> [GOAL]
Copy out each line of the material in which the word "title" appears.

(Source data)
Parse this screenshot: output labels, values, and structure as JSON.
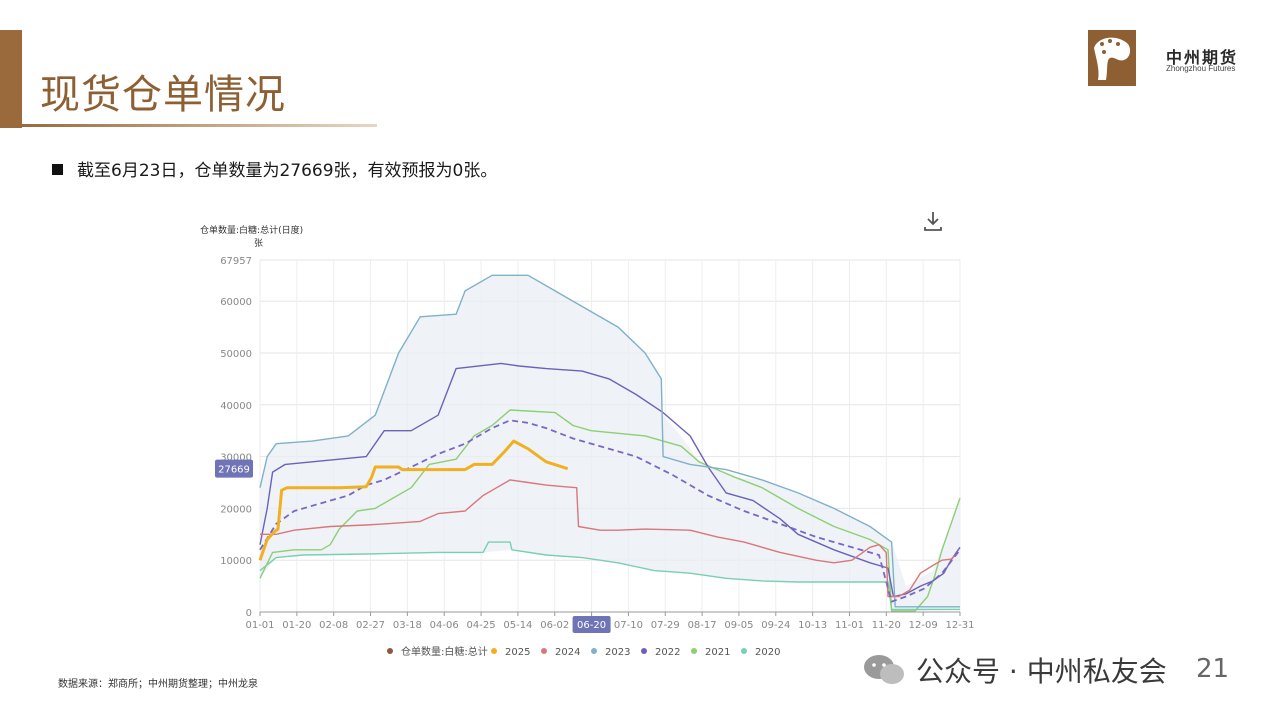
{
  "slide": {
    "title": "现货仓单情况",
    "bullet": "截至6月23日，仓单数量为27669张，有效预报为0张。",
    "source": "数据来源：郑商所；中州期货整理；中州龙泉",
    "wechat_label": "公众号 · 中州私友会",
    "page_number": "21"
  },
  "logo": {
    "name_cn": "中州期货",
    "name_en": "Zhongzhou Futures",
    "color": "#8d5f33"
  },
  "colors": {
    "accent": "#9b6a3c",
    "title": "#8d5f33"
  },
  "chart_data": {
    "type": "line",
    "title": "仓单数量:白糖:总计(日度)",
    "unit": "张",
    "ylim": [
      0,
      67957
    ],
    "ymax_label": "67957",
    "yticks": [
      0,
      10000,
      20000,
      30000,
      40000,
      50000,
      60000
    ],
    "ytick_labels": [
      "0",
      "10000",
      "20000",
      "30000",
      "40000",
      "50000",
      "60000"
    ],
    "x_labels": [
      "01-01",
      "01-20",
      "02-08",
      "02-27",
      "03-18",
      "04-06",
      "04-25",
      "05-14",
      "06-02",
      "06-20",
      "07-10",
      "07-29",
      "08-17",
      "09-05",
      "09-24",
      "10-13",
      "11-01",
      "11-20",
      "12-09",
      "12-31"
    ],
    "highlight_x_label": "06-20",
    "current_value_label": "27669",
    "current_value": 27669,
    "grid": true,
    "legend_position": "bottom",
    "legend": [
      {
        "name": "仓单数量:白糖:总计",
        "color": "#8b5a3c"
      },
      {
        "name": "2025",
        "color": "#f0b020"
      },
      {
        "name": "2024",
        "color": "#d9777a"
      },
      {
        "name": "2023",
        "color": "#7fb1c9"
      },
      {
        "name": "2022",
        "color": "#6a62b8"
      },
      {
        "name": "2021",
        "color": "#8ccf74"
      },
      {
        "name": "2020",
        "color": "#79cfb0"
      }
    ],
    "band_color": "#e9edf4",
    "average_color": "#7b66c2",
    "series": [
      {
        "name": "2025",
        "color": "#f0b020",
        "width": 3,
        "points": [
          [
            1,
            10000
          ],
          [
            5,
            14000
          ],
          [
            9,
            15500
          ],
          [
            11,
            16000
          ],
          [
            13,
            23500
          ],
          [
            16,
            24000
          ],
          [
            30,
            24000
          ],
          [
            45,
            24000
          ],
          [
            60,
            24200
          ],
          [
            63,
            26000
          ],
          [
            65,
            28000
          ],
          [
            78,
            28000
          ],
          [
            80,
            27500
          ],
          [
            100,
            27500
          ],
          [
            115,
            27500
          ],
          [
            120,
            28500
          ],
          [
            130,
            28500
          ],
          [
            137,
            31000
          ],
          [
            142,
            33000
          ],
          [
            150,
            31500
          ],
          [
            160,
            29000
          ],
          [
            172,
            27669
          ]
        ]
      },
      {
        "name": "2024",
        "color": "#d9777a",
        "width": 1.4,
        "points": [
          [
            1,
            15000
          ],
          [
            10,
            15000
          ],
          [
            20,
            15800
          ],
          [
            40,
            16500
          ],
          [
            60,
            16800
          ],
          [
            70,
            17000
          ],
          [
            90,
            17500
          ],
          [
            100,
            19000
          ],
          [
            115,
            19500
          ],
          [
            120,
            21000
          ],
          [
            125,
            22500
          ],
          [
            130,
            23500
          ],
          [
            140,
            25500
          ],
          [
            150,
            25000
          ],
          [
            160,
            24500
          ],
          [
            170,
            24200
          ],
          [
            177,
            24000
          ],
          [
            178,
            16500
          ],
          [
            190,
            15800
          ],
          [
            200,
            15800
          ],
          [
            215,
            16000
          ],
          [
            240,
            15800
          ],
          [
            255,
            14500
          ],
          [
            270,
            13500
          ],
          [
            290,
            11500
          ],
          [
            310,
            10000
          ],
          [
            320,
            9500
          ],
          [
            330,
            10000
          ],
          [
            340,
            12500
          ],
          [
            345,
            13000
          ],
          [
            349,
            11500
          ],
          [
            350,
            3000
          ],
          [
            356,
            3000
          ],
          [
            362,
            4200
          ],
          [
            368,
            7500
          ],
          [
            375,
            9000
          ],
          [
            380,
            10000
          ],
          [
            385,
            10200
          ],
          [
            389,
            11500
          ]
        ]
      },
      {
        "name": "2023",
        "color": "#7fb1c9",
        "width": 1.4,
        "points": [
          [
            1,
            24000
          ],
          [
            5,
            30000
          ],
          [
            10,
            32500
          ],
          [
            30,
            33000
          ],
          [
            50,
            34000
          ],
          [
            65,
            38000
          ],
          [
            78,
            50000
          ],
          [
            90,
            57000
          ],
          [
            110,
            57500
          ],
          [
            115,
            62000
          ],
          [
            130,
            65000
          ],
          [
            150,
            65000
          ],
          [
            165,
            62000
          ],
          [
            185,
            58000
          ],
          [
            200,
            55000
          ],
          [
            215,
            50000
          ],
          [
            224,
            45000
          ],
          [
            225,
            30000
          ],
          [
            240,
            28500
          ],
          [
            260,
            27500
          ],
          [
            280,
            25500
          ],
          [
            300,
            23000
          ],
          [
            320,
            20000
          ],
          [
            340,
            16500
          ],
          [
            348,
            14500
          ],
          [
            352,
            13500
          ],
          [
            354,
            1000
          ],
          [
            390,
            1000
          ]
        ]
      },
      {
        "name": "2022",
        "color": "#6a62b8",
        "width": 1.4,
        "points": [
          [
            1,
            13000
          ],
          [
            5,
            20000
          ],
          [
            8,
            27000
          ],
          [
            15,
            28500
          ],
          [
            30,
            29000
          ],
          [
            45,
            29500
          ],
          [
            60,
            30000
          ],
          [
            70,
            35000
          ],
          [
            85,
            35000
          ],
          [
            100,
            38000
          ],
          [
            110,
            47000
          ],
          [
            135,
            48000
          ],
          [
            145,
            47500
          ],
          [
            160,
            47000
          ],
          [
            180,
            46500
          ],
          [
            195,
            45000
          ],
          [
            210,
            42000
          ],
          [
            225,
            38500
          ],
          [
            240,
            34000
          ],
          [
            250,
            28000
          ],
          [
            260,
            23000
          ],
          [
            275,
            21500
          ],
          [
            290,
            18000
          ],
          [
            300,
            15000
          ],
          [
            320,
            12000
          ],
          [
            340,
            9500
          ],
          [
            350,
            8500
          ],
          [
            353,
            3000
          ],
          [
            360,
            3500
          ],
          [
            368,
            5000
          ],
          [
            375,
            6000
          ],
          [
            381,
            7500
          ],
          [
            385,
            10000
          ],
          [
            390,
            12500
          ]
        ]
      },
      {
        "name": "2021",
        "color": "#8ccf74",
        "width": 1.4,
        "points": [
          [
            1,
            6500
          ],
          [
            8,
            11500
          ],
          [
            20,
            12000
          ],
          [
            35,
            12000
          ],
          [
            40,
            13000
          ],
          [
            45,
            16000
          ],
          [
            55,
            19500
          ],
          [
            65,
            20000
          ],
          [
            75,
            22000
          ],
          [
            85,
            24000
          ],
          [
            95,
            28500
          ],
          [
            110,
            29500
          ],
          [
            120,
            34000
          ],
          [
            130,
            36000
          ],
          [
            140,
            39000
          ],
          [
            165,
            38500
          ],
          [
            175,
            36000
          ],
          [
            185,
            35000
          ],
          [
            200,
            34500
          ],
          [
            215,
            34000
          ],
          [
            235,
            32000
          ],
          [
            245,
            29000
          ],
          [
            255,
            27500
          ],
          [
            265,
            26000
          ],
          [
            280,
            24000
          ],
          [
            300,
            20000
          ],
          [
            320,
            16500
          ],
          [
            340,
            14000
          ],
          [
            350,
            12000
          ],
          [
            352,
            200
          ],
          [
            365,
            200
          ],
          [
            372,
            3000
          ],
          [
            376,
            7000
          ],
          [
            380,
            12000
          ],
          [
            385,
            17000
          ],
          [
            390,
            22000
          ]
        ]
      },
      {
        "name": "2020",
        "color": "#79cfb0",
        "width": 1.4,
        "points": [
          [
            1,
            8000
          ],
          [
            10,
            10500
          ],
          [
            25,
            11000
          ],
          [
            60,
            11200
          ],
          [
            100,
            11500
          ],
          [
            110,
            11500
          ],
          [
            125,
            11500
          ],
          [
            128,
            13500
          ],
          [
            140,
            13500
          ],
          [
            141,
            12000
          ],
          [
            160,
            11000
          ],
          [
            180,
            10500
          ],
          [
            200,
            9500
          ],
          [
            220,
            8000
          ],
          [
            240,
            7500
          ],
          [
            260,
            6500
          ],
          [
            280,
            6000
          ],
          [
            300,
            5800
          ],
          [
            320,
            5800
          ],
          [
            340,
            5800
          ],
          [
            350,
            5800
          ],
          [
            352,
            500
          ],
          [
            390,
            500
          ]
        ]
      },
      {
        "name": "average",
        "color": "#7b66c2",
        "width": 1.8,
        "dashed": true,
        "points": [
          [
            1,
            12000
          ],
          [
            10,
            17000
          ],
          [
            20,
            19500
          ],
          [
            35,
            21000
          ],
          [
            50,
            22500
          ],
          [
            60,
            24500
          ],
          [
            70,
            25500
          ],
          [
            85,
            28000
          ],
          [
            100,
            30500
          ],
          [
            115,
            32500
          ],
          [
            130,
            35500
          ],
          [
            140,
            37000
          ],
          [
            150,
            36500
          ],
          [
            160,
            35500
          ],
          [
            175,
            33500
          ],
          [
            190,
            32000
          ],
          [
            210,
            30000
          ],
          [
            230,
            26500
          ],
          [
            250,
            22500
          ],
          [
            270,
            19500
          ],
          [
            290,
            17000
          ],
          [
            310,
            14500
          ],
          [
            330,
            12500
          ],
          [
            345,
            11000
          ],
          [
            352,
            2000
          ],
          [
            360,
            3000
          ],
          [
            370,
            4500
          ],
          [
            380,
            7500
          ],
          [
            390,
            12000
          ]
        ]
      }
    ],
    "band": {
      "upper": [
        [
          1,
          24000
        ],
        [
          5,
          30000
        ],
        [
          10,
          32500
        ],
        [
          30,
          33000
        ],
        [
          50,
          34000
        ],
        [
          65,
          38000
        ],
        [
          78,
          50000
        ],
        [
          90,
          57000
        ],
        [
          110,
          57500
        ],
        [
          115,
          62000
        ],
        [
          130,
          65000
        ],
        [
          150,
          65000
        ],
        [
          165,
          62000
        ],
        [
          185,
          58000
        ],
        [
          200,
          55000
        ],
        [
          215,
          50000
        ],
        [
          224,
          45000
        ],
        [
          225,
          38000
        ],
        [
          235,
          34000
        ],
        [
          245,
          29000
        ],
        [
          255,
          27500
        ],
        [
          265,
          26000
        ],
        [
          280,
          25500
        ],
        [
          300,
          23000
        ],
        [
          320,
          20000
        ],
        [
          340,
          16500
        ],
        [
          348,
          14500
        ],
        [
          352,
          13500
        ],
        [
          360,
          5000
        ],
        [
          375,
          8000
        ],
        [
          385,
          17000
        ],
        [
          390,
          22000
        ]
      ],
      "lower": [
        [
          1,
          6500
        ],
        [
          10,
          10500
        ],
        [
          25,
          11000
        ],
        [
          60,
          11200
        ],
        [
          100,
          11500
        ],
        [
          125,
          11500
        ],
        [
          141,
          12000
        ],
        [
          160,
          11000
        ],
        [
          180,
          10500
        ],
        [
          200,
          9500
        ],
        [
          220,
          8000
        ],
        [
          240,
          7500
        ],
        [
          260,
          6500
        ],
        [
          280,
          6000
        ],
        [
          320,
          5800
        ],
        [
          350,
          5800
        ],
        [
          352,
          200
        ],
        [
          365,
          200
        ],
        [
          390,
          500
        ]
      ]
    }
  }
}
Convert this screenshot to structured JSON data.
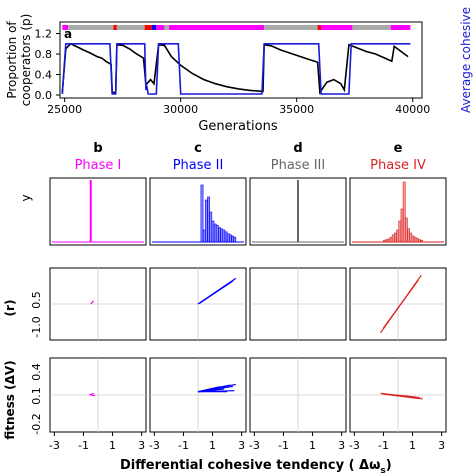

> [CORRECT ANSWER]
    "title": "现货仓单情况",
    "title": "#8d5f33"
    "title": "仓单数量:白糖:总计(日度)",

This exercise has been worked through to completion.